SET EXERCISE ::
Transcribe the listing below word for word.

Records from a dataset

----

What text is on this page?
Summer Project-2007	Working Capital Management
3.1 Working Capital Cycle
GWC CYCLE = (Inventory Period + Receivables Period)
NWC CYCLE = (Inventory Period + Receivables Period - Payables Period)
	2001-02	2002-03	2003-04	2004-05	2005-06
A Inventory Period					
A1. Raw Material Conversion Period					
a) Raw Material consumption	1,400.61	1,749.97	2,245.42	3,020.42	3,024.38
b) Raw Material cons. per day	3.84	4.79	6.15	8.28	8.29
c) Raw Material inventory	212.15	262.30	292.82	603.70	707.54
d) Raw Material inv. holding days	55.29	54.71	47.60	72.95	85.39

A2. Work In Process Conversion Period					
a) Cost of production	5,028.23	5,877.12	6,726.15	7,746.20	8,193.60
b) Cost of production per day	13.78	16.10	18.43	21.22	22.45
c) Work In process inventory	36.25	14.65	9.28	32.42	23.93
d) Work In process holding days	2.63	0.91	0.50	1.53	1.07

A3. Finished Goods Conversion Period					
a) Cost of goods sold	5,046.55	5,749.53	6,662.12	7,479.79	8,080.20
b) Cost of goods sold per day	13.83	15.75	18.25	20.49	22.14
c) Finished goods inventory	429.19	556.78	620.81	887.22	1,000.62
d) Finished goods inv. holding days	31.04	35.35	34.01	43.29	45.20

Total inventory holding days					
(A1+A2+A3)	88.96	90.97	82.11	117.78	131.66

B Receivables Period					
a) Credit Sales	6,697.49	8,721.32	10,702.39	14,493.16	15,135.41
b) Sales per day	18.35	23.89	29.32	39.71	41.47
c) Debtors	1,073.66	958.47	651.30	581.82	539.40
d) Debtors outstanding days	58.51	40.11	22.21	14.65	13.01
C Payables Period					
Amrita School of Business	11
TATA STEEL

----

WRITTEN SOLUTION ::
What text is on this page?
Summer Project-2007	Working Capital Management
3.1 Working Capital Cycle
GWC CYCLE = (Inventory Period + Receivables Period)
NWC CYCLE = (Inventory Period + Receivables Period - Payables Period)
	2001-02	2002-03	2003-04	2004-05	2005-06
A Inventory Period					
A1. Raw Material Conversion Period					
a) Raw Material consumption	1,400.61	1,749.97	2,245.42	3,020.42	3,024.38
b) Raw Material cons. per day	3.84	4.79	6.15	8.28	8.29
c) Raw Material inventory	212.15	262.30	292.82	603.70	707.54
d) Raw Material inv. holding days	55.29	54.71	47.60	72.95	85.39

A2. Work In Process Conversion Period					
a) Cost of production	5,028.23	5,877.12	6,726.15	7,746.20	8,193.60
b) Cost of production per day	13.78	16.10	18.43	21.22	22.45
c) Work In process inventory	36.25	14.65	9.28	32.42	23.93
d) Work In process holding days	2.63	0.91	0.50	1.53	1.07

A3. Finished Goods Conversion Period					
a) Cost of goods sold	5,046.55	5,749.53	6,662.12	7,479.79	8,080.20
b) Cost of goods sold per day	13.83	15.75	18.25	20.49	22.14
c) Finished goods inventory	429.19	556.78	620.81	887.22	1,000.62
d) Finished goods inv. holding days	31.04	35.35	34.01	43.29	45.20

Total inventory holding days					
(A1+A2+A3)	88.96	90.97	82.11	117.78	131.66

B Receivables Period					
a) Credit Sales	6,697.49	8,721.32	10,702.39	14,493.16	15,135.41
b) Sales per day	18.35	23.89	29.32	39.71	41.47
c) Debtors	1,073.66	958.47	651.30	581.82	539.40
d) Debtors outstanding days	58.51	40.11	22.21	14.65	13.01
C Payables Period					
Amrita School of Business	11
TATA STEEL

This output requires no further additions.